# EXERCISE AIM:
Print the lines of the records from the line with "- y-tick-label: 0%: [730, 363, 752, 379]" to the line with "- country-bubble[interactable]: [474, 207, 532, 265]", both included, without any change.

# THE RECORDS:

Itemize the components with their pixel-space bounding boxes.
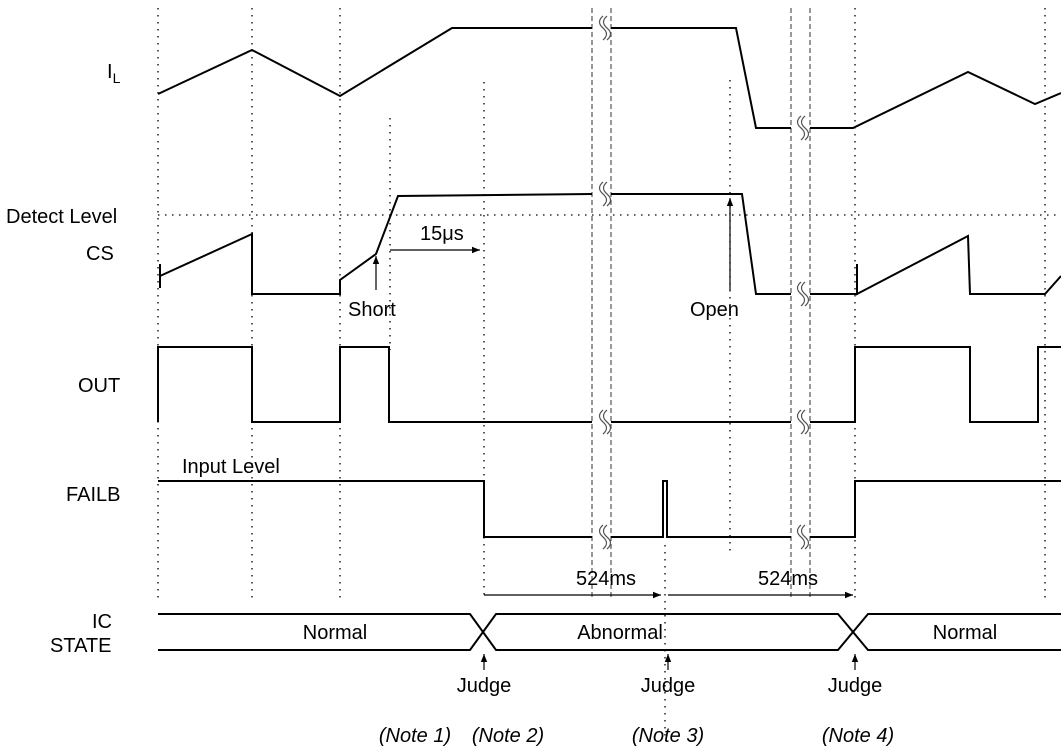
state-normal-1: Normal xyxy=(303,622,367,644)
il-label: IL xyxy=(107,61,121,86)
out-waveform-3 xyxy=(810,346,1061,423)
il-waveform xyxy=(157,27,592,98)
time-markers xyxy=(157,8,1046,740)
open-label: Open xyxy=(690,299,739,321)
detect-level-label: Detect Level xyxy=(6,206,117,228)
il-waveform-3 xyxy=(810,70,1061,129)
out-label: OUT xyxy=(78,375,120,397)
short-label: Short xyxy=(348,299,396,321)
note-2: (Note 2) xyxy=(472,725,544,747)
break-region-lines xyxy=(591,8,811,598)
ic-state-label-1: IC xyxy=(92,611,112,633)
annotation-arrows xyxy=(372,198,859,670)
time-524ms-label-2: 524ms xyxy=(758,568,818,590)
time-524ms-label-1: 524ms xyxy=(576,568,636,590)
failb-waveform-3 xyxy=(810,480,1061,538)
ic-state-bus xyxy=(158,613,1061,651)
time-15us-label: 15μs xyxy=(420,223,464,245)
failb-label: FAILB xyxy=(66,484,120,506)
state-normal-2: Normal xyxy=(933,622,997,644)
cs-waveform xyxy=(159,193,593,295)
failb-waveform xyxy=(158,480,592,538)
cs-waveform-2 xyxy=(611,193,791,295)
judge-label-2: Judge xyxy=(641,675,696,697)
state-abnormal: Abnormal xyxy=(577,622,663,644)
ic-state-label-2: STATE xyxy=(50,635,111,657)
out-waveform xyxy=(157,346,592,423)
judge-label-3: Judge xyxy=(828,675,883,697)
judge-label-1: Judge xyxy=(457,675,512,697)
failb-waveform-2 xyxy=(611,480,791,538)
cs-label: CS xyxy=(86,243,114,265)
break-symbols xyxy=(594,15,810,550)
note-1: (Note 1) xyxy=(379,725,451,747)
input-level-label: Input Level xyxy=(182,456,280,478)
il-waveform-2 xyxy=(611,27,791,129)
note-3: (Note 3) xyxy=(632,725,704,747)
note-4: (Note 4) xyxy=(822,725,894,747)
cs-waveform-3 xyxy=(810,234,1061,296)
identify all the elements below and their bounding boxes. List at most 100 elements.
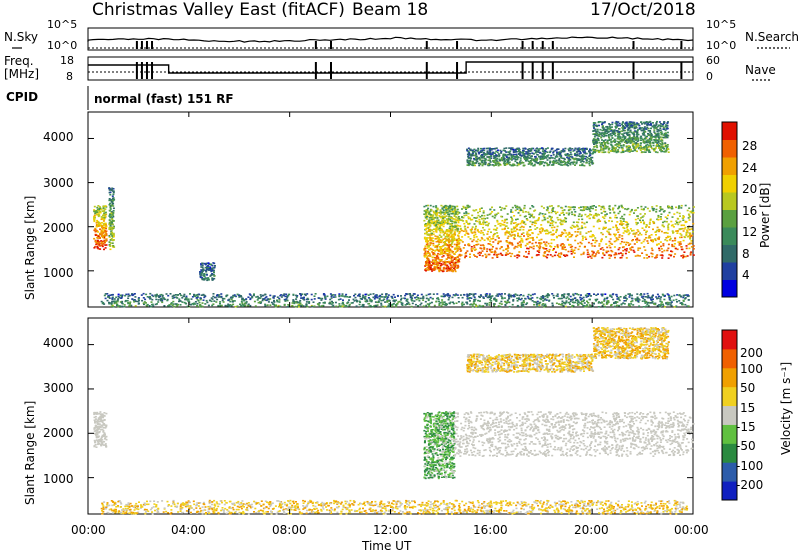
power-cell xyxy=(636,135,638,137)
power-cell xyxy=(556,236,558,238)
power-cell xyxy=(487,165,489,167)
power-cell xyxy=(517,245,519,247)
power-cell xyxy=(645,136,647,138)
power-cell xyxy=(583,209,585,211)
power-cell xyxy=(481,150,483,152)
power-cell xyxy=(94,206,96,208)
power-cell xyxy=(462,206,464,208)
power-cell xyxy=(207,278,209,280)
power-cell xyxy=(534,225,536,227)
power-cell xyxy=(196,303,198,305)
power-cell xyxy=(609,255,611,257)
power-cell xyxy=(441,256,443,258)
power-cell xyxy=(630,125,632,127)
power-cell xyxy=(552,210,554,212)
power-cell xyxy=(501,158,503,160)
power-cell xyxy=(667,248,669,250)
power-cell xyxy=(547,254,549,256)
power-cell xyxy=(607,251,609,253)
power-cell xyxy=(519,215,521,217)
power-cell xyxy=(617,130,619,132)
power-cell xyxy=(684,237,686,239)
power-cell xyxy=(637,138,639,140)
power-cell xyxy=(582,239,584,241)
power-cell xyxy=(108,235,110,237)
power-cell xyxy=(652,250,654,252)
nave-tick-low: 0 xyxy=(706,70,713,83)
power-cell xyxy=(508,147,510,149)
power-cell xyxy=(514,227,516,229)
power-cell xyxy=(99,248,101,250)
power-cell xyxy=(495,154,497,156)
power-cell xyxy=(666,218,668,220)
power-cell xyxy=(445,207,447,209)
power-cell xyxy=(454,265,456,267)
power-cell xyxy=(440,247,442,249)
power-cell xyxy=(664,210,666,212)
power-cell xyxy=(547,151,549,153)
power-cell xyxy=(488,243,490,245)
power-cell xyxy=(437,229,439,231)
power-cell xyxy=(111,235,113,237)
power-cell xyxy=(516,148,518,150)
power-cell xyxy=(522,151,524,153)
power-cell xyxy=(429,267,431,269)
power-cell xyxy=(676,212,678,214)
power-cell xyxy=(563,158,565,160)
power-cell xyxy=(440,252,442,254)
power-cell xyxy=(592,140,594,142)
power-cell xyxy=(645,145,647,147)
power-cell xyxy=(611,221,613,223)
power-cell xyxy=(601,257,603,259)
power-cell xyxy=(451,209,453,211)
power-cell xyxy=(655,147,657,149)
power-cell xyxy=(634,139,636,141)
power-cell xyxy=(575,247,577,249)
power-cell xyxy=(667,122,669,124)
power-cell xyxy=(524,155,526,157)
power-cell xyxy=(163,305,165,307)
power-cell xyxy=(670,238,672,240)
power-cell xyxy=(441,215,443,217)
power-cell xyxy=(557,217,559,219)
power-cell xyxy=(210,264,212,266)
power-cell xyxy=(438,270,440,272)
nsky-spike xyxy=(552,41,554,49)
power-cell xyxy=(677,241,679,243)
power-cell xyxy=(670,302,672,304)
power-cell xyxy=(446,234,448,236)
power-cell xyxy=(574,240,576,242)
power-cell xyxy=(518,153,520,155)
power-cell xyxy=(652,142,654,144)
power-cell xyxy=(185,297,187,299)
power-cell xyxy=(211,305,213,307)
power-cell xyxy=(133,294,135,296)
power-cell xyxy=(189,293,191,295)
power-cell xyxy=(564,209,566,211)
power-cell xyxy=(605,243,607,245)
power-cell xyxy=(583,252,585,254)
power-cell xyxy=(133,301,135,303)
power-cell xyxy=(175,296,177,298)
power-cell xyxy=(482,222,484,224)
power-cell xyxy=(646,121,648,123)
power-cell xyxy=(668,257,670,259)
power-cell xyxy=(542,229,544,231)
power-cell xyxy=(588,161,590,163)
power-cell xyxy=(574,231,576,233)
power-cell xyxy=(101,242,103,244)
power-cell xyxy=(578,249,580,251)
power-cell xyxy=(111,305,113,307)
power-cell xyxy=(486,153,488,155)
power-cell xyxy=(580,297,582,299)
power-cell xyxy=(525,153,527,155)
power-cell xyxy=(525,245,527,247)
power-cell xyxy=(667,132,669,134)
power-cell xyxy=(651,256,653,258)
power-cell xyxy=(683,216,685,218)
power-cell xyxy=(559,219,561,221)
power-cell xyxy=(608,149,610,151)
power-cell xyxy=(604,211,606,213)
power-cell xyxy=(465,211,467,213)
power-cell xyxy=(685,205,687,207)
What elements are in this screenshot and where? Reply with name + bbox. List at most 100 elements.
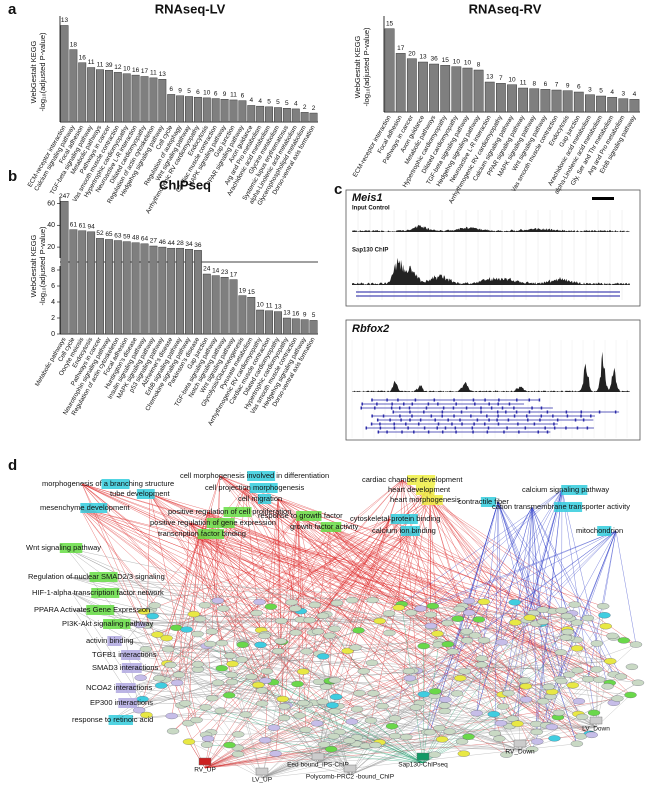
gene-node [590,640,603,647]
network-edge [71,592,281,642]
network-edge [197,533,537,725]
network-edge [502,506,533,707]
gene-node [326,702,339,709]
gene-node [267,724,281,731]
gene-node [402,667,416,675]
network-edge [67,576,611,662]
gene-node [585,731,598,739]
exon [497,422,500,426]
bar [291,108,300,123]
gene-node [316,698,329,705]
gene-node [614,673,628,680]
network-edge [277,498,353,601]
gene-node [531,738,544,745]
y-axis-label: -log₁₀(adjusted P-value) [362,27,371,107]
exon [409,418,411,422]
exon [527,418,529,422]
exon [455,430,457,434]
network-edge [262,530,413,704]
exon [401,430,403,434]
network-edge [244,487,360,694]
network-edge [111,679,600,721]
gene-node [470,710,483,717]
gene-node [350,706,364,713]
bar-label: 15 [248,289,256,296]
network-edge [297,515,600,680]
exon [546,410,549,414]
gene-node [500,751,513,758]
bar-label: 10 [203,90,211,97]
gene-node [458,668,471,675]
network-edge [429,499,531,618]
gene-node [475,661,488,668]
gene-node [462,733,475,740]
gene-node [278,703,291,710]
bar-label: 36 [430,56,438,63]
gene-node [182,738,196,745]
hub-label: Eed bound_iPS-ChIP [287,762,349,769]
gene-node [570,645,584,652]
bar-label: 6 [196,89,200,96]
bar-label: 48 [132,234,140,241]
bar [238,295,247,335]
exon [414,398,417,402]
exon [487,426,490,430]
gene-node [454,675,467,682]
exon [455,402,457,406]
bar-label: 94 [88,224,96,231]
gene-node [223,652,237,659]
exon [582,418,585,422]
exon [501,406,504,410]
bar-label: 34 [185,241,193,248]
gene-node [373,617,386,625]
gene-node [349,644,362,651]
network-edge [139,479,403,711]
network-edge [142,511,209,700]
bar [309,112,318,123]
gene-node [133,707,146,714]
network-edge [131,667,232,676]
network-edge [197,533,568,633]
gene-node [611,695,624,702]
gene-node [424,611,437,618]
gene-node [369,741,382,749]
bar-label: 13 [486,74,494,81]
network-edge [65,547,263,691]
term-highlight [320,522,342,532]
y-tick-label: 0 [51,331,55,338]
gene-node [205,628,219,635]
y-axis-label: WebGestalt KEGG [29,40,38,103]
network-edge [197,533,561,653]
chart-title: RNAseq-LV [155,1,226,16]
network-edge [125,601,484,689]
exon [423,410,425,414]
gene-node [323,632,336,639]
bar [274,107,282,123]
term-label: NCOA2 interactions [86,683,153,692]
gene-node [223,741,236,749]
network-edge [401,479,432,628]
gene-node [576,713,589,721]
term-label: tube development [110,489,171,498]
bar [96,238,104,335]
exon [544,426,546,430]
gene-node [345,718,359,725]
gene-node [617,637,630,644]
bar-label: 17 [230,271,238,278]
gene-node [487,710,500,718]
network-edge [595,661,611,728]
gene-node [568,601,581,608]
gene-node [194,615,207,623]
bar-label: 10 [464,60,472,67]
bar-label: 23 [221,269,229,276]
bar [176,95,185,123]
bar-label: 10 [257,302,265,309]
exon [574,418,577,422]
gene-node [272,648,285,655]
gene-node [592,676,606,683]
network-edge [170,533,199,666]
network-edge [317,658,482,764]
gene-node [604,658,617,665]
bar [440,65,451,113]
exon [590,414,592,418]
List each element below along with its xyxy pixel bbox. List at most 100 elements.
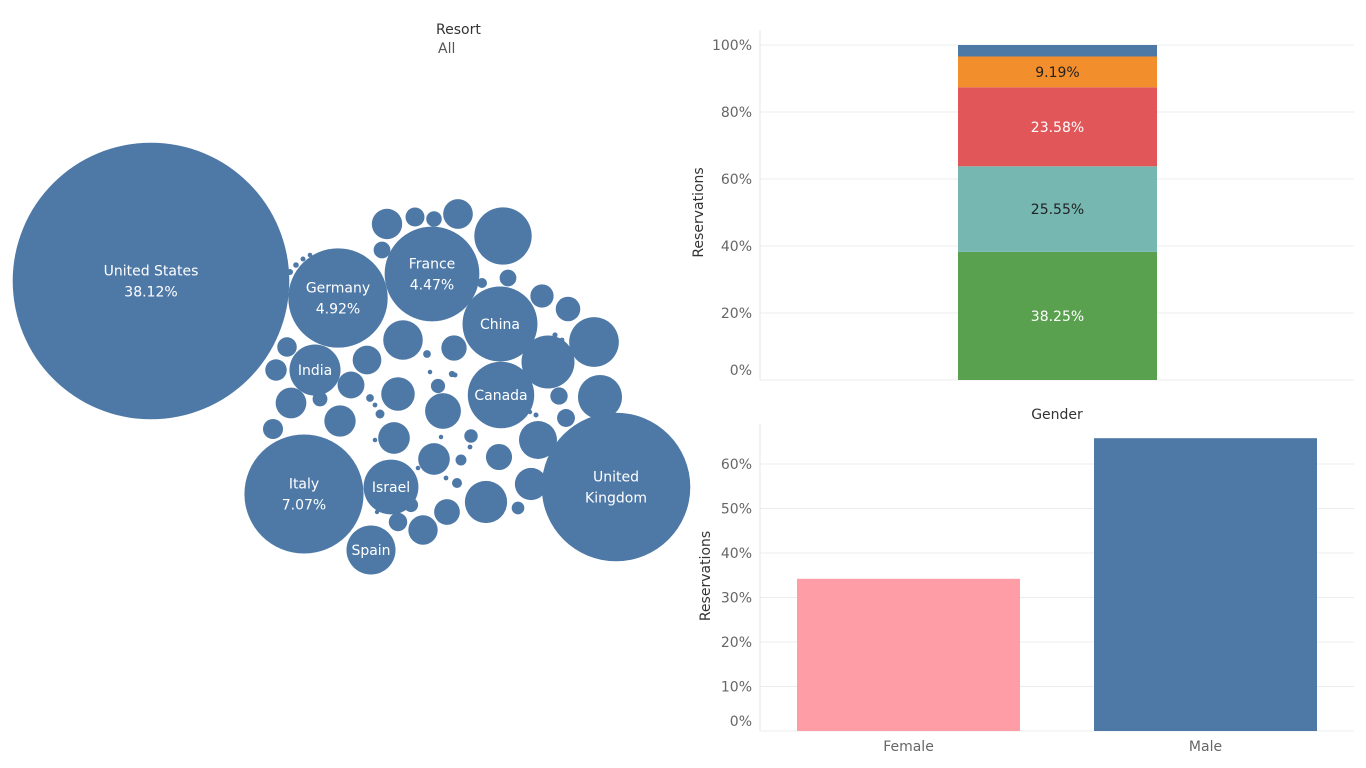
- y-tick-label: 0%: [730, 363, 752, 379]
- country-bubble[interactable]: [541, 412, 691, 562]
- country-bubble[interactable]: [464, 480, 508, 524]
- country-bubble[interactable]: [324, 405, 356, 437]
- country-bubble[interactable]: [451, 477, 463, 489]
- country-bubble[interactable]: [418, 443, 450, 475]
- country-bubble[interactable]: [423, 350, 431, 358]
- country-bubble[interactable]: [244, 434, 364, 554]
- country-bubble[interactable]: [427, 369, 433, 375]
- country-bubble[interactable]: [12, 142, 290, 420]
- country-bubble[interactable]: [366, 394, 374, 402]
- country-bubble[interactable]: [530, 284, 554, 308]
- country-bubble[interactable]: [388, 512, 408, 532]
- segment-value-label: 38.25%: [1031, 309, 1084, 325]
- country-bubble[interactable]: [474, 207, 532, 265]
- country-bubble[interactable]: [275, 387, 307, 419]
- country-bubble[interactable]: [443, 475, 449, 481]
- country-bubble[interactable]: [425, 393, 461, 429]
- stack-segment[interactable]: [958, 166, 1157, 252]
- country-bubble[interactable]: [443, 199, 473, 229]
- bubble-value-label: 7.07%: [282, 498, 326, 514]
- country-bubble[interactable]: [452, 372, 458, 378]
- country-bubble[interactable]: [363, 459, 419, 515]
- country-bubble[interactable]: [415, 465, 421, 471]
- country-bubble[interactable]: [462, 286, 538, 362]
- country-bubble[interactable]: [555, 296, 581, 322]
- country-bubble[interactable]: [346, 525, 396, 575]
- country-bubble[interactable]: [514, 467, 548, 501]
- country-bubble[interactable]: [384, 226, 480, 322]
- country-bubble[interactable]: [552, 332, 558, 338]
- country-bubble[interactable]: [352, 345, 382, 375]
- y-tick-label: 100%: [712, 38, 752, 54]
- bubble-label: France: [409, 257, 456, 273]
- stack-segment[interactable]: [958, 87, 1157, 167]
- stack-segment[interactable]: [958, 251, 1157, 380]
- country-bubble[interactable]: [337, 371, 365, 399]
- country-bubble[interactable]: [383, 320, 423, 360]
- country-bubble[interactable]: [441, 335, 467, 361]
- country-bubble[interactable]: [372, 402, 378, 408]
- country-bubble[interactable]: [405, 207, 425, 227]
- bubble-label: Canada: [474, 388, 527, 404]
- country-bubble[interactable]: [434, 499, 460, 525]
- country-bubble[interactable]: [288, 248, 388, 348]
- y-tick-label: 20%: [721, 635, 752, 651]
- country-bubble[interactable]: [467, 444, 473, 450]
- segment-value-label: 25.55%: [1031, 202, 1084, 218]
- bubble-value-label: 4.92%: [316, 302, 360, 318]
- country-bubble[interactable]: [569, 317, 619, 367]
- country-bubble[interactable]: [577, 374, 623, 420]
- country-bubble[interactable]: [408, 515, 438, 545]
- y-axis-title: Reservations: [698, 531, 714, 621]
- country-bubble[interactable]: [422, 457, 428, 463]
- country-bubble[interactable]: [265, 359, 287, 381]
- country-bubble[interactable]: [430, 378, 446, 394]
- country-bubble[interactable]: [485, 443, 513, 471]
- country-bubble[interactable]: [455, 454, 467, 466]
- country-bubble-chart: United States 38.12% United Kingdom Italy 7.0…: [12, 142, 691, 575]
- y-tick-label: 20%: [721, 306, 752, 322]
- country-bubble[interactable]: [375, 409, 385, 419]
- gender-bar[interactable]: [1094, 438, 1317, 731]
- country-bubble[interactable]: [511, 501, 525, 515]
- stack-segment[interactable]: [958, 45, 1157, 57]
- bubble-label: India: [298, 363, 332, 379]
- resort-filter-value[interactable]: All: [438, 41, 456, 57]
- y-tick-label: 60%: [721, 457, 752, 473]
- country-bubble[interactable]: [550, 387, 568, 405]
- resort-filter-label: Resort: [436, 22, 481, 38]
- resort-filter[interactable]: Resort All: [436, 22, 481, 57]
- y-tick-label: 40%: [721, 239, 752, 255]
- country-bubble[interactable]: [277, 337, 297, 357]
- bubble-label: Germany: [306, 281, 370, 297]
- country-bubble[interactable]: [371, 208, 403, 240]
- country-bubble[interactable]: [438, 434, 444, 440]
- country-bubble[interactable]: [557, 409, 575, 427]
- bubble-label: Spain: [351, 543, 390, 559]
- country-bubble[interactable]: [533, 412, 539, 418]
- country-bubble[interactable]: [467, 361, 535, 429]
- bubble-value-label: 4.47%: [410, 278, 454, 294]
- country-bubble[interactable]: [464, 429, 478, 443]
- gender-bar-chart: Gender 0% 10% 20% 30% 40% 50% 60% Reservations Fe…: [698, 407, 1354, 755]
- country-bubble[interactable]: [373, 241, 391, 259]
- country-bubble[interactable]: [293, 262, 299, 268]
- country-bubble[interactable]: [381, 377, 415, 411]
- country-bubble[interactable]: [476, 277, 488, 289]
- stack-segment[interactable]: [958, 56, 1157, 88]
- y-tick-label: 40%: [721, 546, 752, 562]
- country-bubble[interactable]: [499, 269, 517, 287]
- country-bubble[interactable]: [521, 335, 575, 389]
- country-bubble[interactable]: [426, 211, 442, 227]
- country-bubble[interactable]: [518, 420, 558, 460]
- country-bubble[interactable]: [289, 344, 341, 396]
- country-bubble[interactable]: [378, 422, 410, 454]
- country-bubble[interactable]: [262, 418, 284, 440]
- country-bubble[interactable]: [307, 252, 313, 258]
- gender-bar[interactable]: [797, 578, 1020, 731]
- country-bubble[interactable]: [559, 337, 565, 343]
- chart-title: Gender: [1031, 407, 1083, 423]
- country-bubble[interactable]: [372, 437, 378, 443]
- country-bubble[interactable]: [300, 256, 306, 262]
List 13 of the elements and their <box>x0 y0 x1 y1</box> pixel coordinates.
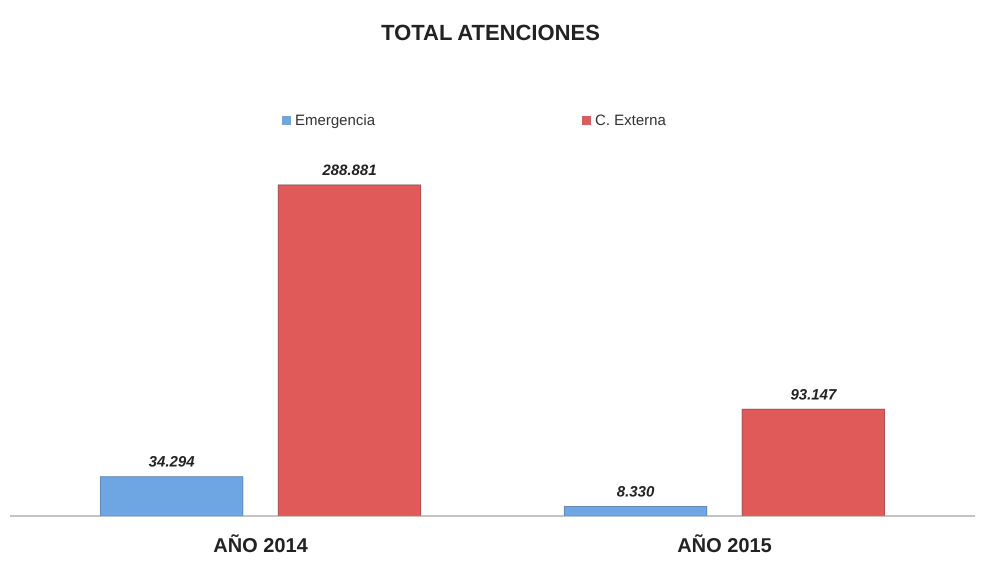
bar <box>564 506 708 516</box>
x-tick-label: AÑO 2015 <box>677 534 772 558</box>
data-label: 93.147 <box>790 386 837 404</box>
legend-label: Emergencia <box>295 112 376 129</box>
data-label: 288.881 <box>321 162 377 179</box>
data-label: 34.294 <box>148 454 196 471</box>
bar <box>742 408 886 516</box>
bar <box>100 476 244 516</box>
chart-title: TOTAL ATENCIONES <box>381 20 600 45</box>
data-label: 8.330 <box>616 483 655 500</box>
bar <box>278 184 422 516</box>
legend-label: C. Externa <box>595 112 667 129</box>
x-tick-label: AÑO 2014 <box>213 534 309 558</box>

# REPLY TO THE TASK:
- y-tick-label: 0%: [730, 363, 752, 379]
- country-bubble[interactable]: [541, 412, 691, 562]
- country-bubble[interactable]: [464, 480, 508, 524]
- country-bubble[interactable]: [324, 405, 356, 437]
- country-bubble[interactable]: [451, 477, 463, 489]
- country-bubble[interactable]: [418, 443, 450, 475]
- country-bubble[interactable]: [423, 350, 431, 358]
- country-bubble[interactable]: [244, 434, 364, 554]
- country-bubble[interactable]: [427, 369, 433, 375]
- country-bubble[interactable]: [12, 142, 290, 420]
- country-bubble[interactable]: [366, 394, 374, 402]
- country-bubble[interactable]: [530, 284, 554, 308]
- country-bubble[interactable]: [388, 512, 408, 532]
- segment-value-label: 38.25%: [1031, 309, 1084, 325]
- country-bubble[interactable]: [474, 207, 532, 265]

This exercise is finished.